(Items listed in a dataset)
▼

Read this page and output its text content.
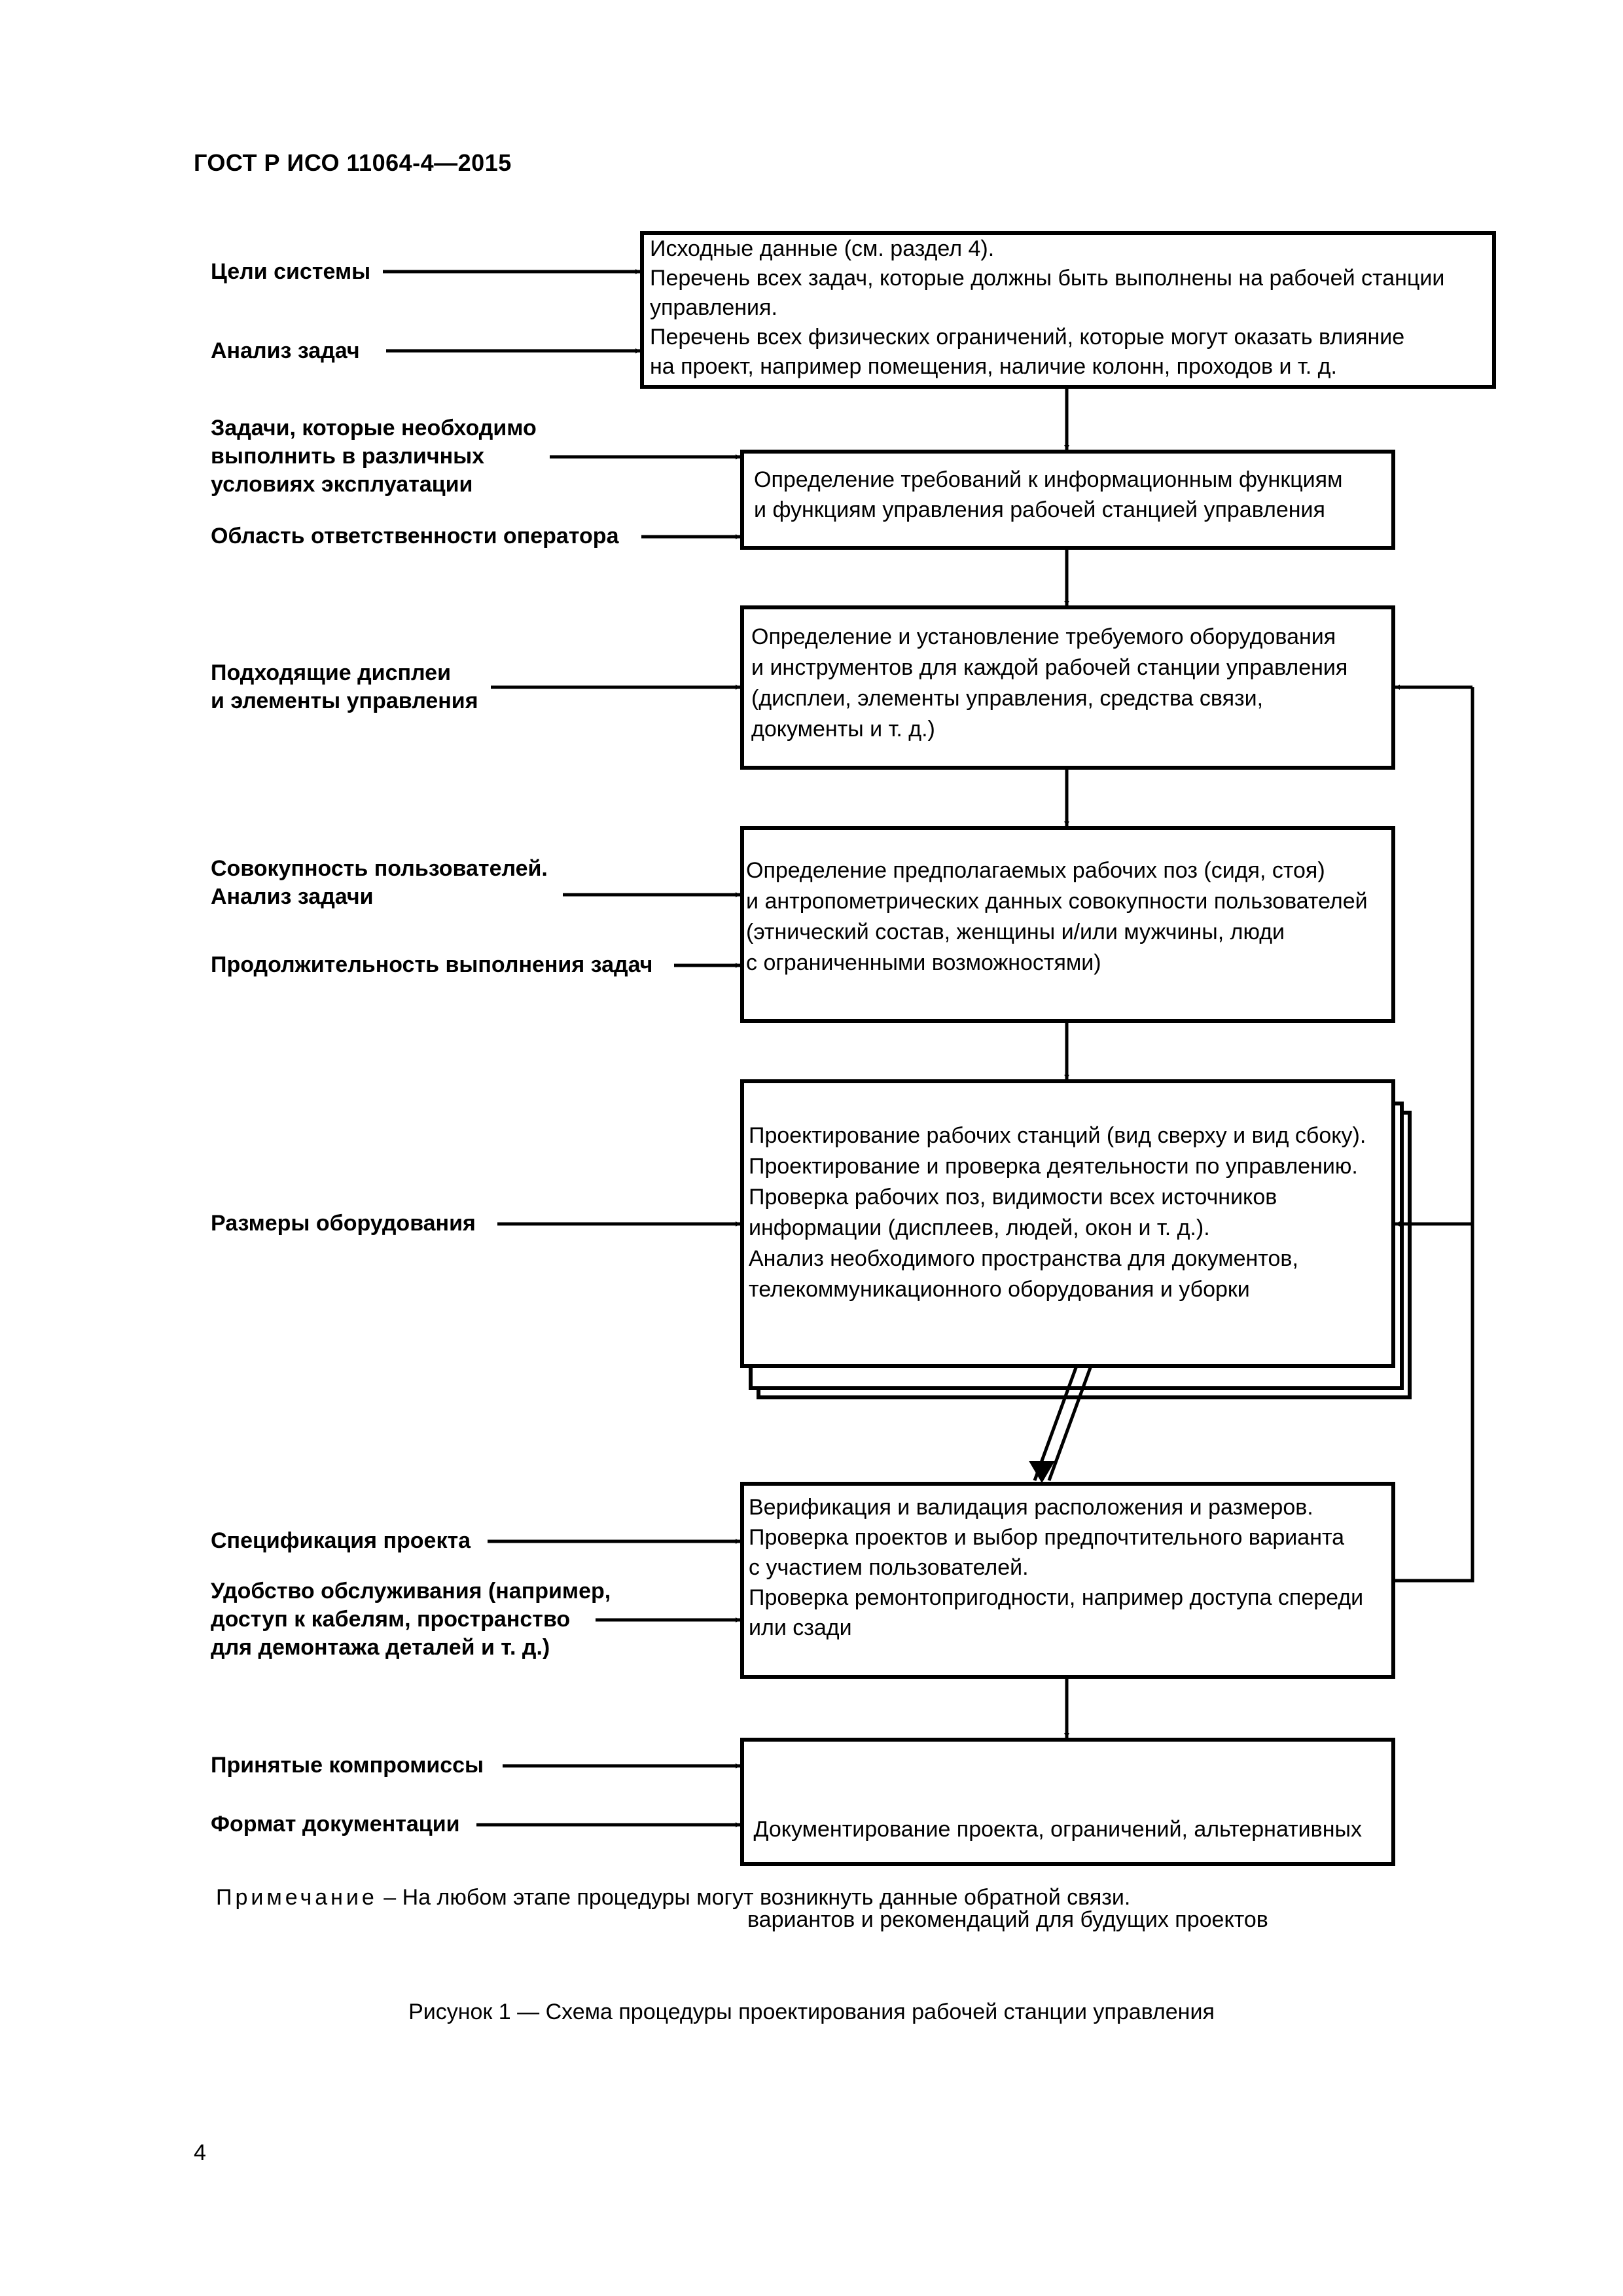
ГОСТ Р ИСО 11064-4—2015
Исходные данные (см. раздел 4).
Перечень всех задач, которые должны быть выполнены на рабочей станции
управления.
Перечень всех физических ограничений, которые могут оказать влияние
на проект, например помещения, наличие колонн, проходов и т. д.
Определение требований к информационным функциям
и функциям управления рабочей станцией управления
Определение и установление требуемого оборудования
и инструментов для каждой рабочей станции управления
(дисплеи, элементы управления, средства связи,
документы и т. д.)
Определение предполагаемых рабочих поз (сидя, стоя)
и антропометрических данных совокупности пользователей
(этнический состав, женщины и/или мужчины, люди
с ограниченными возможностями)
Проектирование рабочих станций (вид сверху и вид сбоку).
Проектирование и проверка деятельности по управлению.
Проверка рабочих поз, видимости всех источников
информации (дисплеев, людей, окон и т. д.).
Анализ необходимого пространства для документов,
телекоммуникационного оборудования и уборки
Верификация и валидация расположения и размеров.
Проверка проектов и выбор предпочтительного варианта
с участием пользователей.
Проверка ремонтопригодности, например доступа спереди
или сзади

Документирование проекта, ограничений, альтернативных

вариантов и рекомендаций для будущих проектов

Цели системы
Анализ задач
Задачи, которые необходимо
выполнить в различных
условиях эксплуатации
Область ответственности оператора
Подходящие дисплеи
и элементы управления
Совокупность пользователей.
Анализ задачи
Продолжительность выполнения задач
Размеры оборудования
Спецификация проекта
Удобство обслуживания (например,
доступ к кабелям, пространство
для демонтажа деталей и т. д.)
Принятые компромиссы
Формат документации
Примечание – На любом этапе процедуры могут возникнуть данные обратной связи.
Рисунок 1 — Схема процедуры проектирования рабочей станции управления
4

▲

**What the task requires**
Reproduce the listing exactly. Leave its pictures out.

**Answer in full**
Read this page and output its text content.
ГОСТ Р ИСО 11064-4—2015
Исходные данные (см. раздел 4).
Перечень всех задач, которые должны быть выполнены на рабочей станции
управления.
Перечень всех физических ограничений, которые могут оказать влияние
на проект, например помещения, наличие колонн, проходов и т. д.
Определение требований к информационным функциям
и функциям управления рабочей станцией управления
Определение и установление требуемого оборудования
и инструментов для каждой рабочей станции управления
(дисплеи, элементы управления, средства связи,
документы и т. д.)
Определение предполагаемых рабочих поз (сидя, стоя)
и антропометрических данных совокупности пользователей
(этнический состав, женщины и/или мужчины, люди
с ограниченными возможностями)
Проектирование рабочих станций (вид сверху и вид сбоку).
Проектирование и проверка деятельности по управлению.
Проверка рабочих поз, видимости всех источников
информации (дисплеев, людей, окон и т. д.).
Анализ необходимого пространства для документов,
телекоммуникационного оборудования и уборки
Верификация и валидация расположения и размеров.
Проверка проектов и выбор предпочтительного варианта
с участием пользователей.
Проверка ремонтопригодности, например доступа спереди
или сзади

Документирование проекта, ограничений, альтернативных

вариантов и рекомендаций для будущих проектов

Цели системы
Анализ задач
Задачи, которые необходимо
выполнить в различных
условиях эксплуатации
Область ответственности оператора
Подходящие дисплеи
и элементы управления
Совокупность пользователей.
Анализ задачи
Продолжительность выполнения задач
Размеры оборудования
Спецификация проекта
Удобство обслуживания (например,
доступ к кабелям, пространство
для демонтажа деталей и т. д.)
Принятые компромиссы
Формат документации
Примечание – На любом этапе процедуры могут возникнуть данные обратной связи.
Рисунок 1 — Схема процедуры проектирования рабочей станции управления
4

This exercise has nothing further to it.